* _WHAT IS EXPECTED_
Copy every line of the listing exactly.
[Begin]
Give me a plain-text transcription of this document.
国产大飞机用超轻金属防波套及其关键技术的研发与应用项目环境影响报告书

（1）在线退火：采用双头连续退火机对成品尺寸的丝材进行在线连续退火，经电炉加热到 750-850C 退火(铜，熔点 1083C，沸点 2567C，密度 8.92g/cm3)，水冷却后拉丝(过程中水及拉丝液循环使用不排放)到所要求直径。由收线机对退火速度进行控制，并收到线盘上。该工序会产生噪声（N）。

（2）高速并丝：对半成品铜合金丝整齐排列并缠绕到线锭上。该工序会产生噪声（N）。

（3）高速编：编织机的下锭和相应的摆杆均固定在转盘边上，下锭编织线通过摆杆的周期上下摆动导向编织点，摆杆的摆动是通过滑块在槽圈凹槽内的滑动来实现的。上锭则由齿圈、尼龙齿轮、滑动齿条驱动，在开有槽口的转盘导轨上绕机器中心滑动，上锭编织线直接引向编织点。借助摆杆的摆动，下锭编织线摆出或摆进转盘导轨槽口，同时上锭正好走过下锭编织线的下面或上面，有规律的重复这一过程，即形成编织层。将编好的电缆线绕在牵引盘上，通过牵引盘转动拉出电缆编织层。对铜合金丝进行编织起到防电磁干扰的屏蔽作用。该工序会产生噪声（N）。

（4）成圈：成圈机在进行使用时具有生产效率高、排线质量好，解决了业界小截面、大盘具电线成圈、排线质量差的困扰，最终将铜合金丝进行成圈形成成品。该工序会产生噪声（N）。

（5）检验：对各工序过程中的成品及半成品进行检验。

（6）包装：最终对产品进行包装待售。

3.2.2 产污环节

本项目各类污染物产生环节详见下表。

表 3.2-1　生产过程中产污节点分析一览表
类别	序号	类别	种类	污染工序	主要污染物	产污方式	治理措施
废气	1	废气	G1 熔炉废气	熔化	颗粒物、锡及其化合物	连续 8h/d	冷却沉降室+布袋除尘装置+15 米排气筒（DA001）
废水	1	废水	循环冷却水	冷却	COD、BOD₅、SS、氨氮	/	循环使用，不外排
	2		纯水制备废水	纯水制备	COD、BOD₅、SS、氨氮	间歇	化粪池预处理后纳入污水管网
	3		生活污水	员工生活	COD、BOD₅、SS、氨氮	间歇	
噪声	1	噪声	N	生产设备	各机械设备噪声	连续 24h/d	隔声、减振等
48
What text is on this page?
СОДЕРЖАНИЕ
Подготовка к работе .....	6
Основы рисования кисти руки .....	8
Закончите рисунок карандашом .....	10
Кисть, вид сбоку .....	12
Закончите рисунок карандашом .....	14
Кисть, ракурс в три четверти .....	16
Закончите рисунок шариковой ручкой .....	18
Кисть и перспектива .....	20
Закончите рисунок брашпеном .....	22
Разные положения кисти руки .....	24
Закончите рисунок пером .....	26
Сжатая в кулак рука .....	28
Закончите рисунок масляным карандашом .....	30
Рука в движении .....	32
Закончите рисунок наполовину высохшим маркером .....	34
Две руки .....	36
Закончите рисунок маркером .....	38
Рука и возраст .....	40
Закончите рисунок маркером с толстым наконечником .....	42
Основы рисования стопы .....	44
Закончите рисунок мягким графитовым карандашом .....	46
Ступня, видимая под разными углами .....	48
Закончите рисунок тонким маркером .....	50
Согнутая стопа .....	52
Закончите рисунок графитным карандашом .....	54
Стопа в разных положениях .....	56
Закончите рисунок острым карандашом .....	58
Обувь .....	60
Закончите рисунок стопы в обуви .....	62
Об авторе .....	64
[End]
* _FULL ANSWER_
Give me a plain-text transcription of this document.
国产大飞机用超轻金属防波套及其关键技术的研发与应用项目环境影响报告书

（1）在线退火：采用双头连续退火机对成品尺寸的丝材进行在线连续退火，经电炉加热到 750-850C 退火(铜，熔点 1083C，沸点 2567C，密度 8.92g/cm3)，水冷却后拉丝(过程中水及拉丝液循环使用不排放)到所要求直径。由收线机对退火速度进行控制，并收到线盘上。该工序会产生噪声（N）。

（2）高速并丝：对半成品铜合金丝整齐排列并缠绕到线锭上。该工序会产生噪声（N）。

（3）高速编：编织机的下锭和相应的摆杆均固定在转盘边上，下锭编织线通过摆杆的周期上下摆动导向编织点，摆杆的摆动是通过滑块在槽圈凹槽内的滑动来实现的。上锭则由齿圈、尼龙齿轮、滑动齿条驱动，在开有槽口的转盘导轨上绕机器中心滑动，上锭编织线直接引向编织点。借助摆杆的摆动，下锭编织线摆出或摆进转盘导轨槽口，同时上锭正好走过下锭编织线的下面或上面，有规律的重复这一过程，即形成编织层。将编好的电缆线绕在牵引盘上，通过牵引盘转动拉出电缆编织层。对铜合金丝进行编织起到防电磁干扰的屏蔽作用。该工序会产生噪声（N）。

（4）成圈：成圈机在进行使用时具有生产效率高、排线质量好，解决了业界小截面、大盘具电线成圈、排线质量差的困扰，最终将铜合金丝进行成圈形成成品。该工序会产生噪声（N）。

（5）检验：对各工序过程中的成品及半成品进行检验。

（6）包装：最终对产品进行包装待售。

3.2.2 产污环节

本项目各类污染物产生环节详见下表。

表 3.2-1　生产过程中产污节点分析一览表
类别	序号	类别	种类	污染工序	主要污染物	产污方式	治理措施
废气	1	废气	G1 熔炉废气	熔化	颗粒物、锡及其化合物	连续 8h/d	冷却沉降室+布袋除尘装置+15 米排气筒（DA001）
废水	1	废水	循环冷却水	冷却	COD、BOD₅、SS、氨氮	/	循环使用，不外排
	2		纯水制备废水	纯水制备	COD、BOD₅、SS、氨氮	间歇	化粪池预处理后纳入污水管网
	3		生活污水	员工生活	COD、BOD₅、SS、氨氮	间歇	
噪声	1	噪声	N	生产设备	各机械设备噪声	连续 24h/d	隔声、减振等
48
What text is on this page?
СОДЕРЖАНИЕ
Подготовка к работе .....	6
Основы рисования кисти руки .....	8
Закончите рисунок карандашом .....	10
Кисть, вид сбоку .....	12
Закончите рисунок карандашом .....	14
Кисть, ракурс в три четверти .....	16
Закончите рисунок шариковой ручкой .....	18
Кисть и перспектива .....	20
Закончите рисунок брашпеном .....	22
Разные положения кисти руки .....	24
Закончите рисунок пером .....	26
Сжатая в кулак рука .....	28
Закончите рисунок масляным карандашом .....	30
Рука в движении .....	32
Закончите рисунок наполовину высохшим маркером .....	34
Две руки .....	36
Закончите рисунок маркером .....	38
Рука и возраст .....	40
Закончите рисунок маркером с толстым наконечником .....	42
Основы рисования стопы .....	44
Закончите рисунок мягким графитовым карандашом .....	46
Ступня, видимая под разными углами .....	48
Закончите рисунок тонким маркером .....	50
Согнутая стопа .....	52
Закончите рисунок графитным карандашом .....	54
Стопа в разных положениях .....	56
Закончите рисунок острым карандашом .....	58
Обувь .....	60
Закончите рисунок стопы в обуви .....	62
Об авторе .....	64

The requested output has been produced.